* [Problem]
Resume the passage on Hinduism in Goa after its final sentence and extend it in the same formal register.
======== Passage to read
Ancient tradition in Goa

Hinduism is the majority religion of people living in Goa. According to the 2011 census, in a population of 1,458,545 people, 66.08% were Hindu.

== History and roots ==
Due to the Christianisation of Goa, over 90% of the Goans in the Velhas Conquistas became Catholic by the 1700s. The Novas Conquistas, which came under Portuguese rule later, remained majority Hindu. Goan emigration to British India and the rest of the world, and corresponding immigration of non-Goan labour from India to work in mines in 1950s led to Hindus eventually becoming the majority of people residing in Goa by the 1960 census carried out by the Portuguese.

The massive influx of non-Goan immigrants from other states of India since the Annexation of Goa has further increased the Hindu population resident in Goa. Traditions of ethnic Goan Hindus after 1961 include festivals with processions wherein the deities are taken from the newly built temples in the Novas Conquistas to their original sites in the Velhas Conquistas. In 2022, the Goa government announced plans for reconstruction of temples destroyed during the early colonial Portuguese regime.

While the Caste system in Goa is still a major factor among Goan Hindus, the egalitarian Indian constitution and the resulting affirmative action has helped to a perceived degree.
================
======== Provided material
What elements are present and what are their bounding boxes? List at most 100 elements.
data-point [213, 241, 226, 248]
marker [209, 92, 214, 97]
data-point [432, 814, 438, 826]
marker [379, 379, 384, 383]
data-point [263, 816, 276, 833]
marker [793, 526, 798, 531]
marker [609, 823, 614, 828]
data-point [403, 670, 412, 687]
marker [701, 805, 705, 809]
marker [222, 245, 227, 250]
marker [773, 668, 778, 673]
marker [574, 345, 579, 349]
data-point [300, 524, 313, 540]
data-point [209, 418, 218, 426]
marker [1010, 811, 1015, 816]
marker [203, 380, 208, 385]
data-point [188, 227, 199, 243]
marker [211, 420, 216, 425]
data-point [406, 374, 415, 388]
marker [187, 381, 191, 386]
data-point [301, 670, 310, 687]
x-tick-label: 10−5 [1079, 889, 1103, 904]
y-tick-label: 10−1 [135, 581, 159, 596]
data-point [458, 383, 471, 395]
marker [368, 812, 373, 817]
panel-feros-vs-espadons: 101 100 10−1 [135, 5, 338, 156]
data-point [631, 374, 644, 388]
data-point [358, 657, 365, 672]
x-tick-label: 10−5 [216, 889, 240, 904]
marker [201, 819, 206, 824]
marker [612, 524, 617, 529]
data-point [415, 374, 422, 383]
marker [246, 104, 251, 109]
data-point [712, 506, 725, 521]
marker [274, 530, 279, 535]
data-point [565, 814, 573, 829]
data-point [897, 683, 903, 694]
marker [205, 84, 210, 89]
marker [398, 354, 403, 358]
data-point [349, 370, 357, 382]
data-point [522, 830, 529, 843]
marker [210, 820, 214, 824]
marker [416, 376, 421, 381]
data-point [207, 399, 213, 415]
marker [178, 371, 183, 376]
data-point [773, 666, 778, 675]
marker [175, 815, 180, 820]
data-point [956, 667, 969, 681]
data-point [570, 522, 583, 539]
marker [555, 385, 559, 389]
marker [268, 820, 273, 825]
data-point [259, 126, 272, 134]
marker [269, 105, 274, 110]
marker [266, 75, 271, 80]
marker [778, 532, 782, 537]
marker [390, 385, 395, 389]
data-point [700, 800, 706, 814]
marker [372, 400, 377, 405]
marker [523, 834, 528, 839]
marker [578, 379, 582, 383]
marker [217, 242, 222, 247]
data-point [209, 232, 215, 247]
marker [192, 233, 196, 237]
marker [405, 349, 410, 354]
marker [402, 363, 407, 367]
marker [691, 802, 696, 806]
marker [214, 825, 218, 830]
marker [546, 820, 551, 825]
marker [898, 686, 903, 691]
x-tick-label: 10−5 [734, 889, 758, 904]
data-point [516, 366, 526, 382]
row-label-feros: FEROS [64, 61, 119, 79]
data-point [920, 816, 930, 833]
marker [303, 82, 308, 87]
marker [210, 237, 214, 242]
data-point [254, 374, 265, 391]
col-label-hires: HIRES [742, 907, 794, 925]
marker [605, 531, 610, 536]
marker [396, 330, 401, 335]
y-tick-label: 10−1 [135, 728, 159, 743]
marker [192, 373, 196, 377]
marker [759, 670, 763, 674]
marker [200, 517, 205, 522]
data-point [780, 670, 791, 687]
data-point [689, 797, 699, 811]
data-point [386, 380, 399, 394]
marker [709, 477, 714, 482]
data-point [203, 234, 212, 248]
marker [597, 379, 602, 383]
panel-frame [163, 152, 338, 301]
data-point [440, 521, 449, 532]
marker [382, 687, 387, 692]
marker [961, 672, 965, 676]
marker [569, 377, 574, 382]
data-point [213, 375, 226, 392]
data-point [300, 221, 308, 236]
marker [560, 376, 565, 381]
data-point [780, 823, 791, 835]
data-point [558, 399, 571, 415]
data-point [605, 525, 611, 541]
================
* [Exercise output]
Goan Hindus celebrate the festival of Shiva and Shantadurga (Durga) besides those of other deities. The festival of Holi is called Shigmo in Goa and celebrated with gaiety. Chavath or Ganesh festival as it is called by Goan Hindus is a major festival in Goa. Deepavali is celebrated with the lighting of the deepastambhas in the temples and with the burning of effigies of Narakasura, who is regarded to have been vanquished on the day before Deepavali by Krishna.

The Goan Hindu community is composed of many castes, some of them are Brahmin, Konkan maratha, Kharvi, Bhandari (caste), Vaishya Vanis, Kunbis, Gaudas, etc.

== Demographics ==
The majority of residents are Hindu in both districts of Goa, with 76.06% of the total population of North Goa and 53.34% of South Goa.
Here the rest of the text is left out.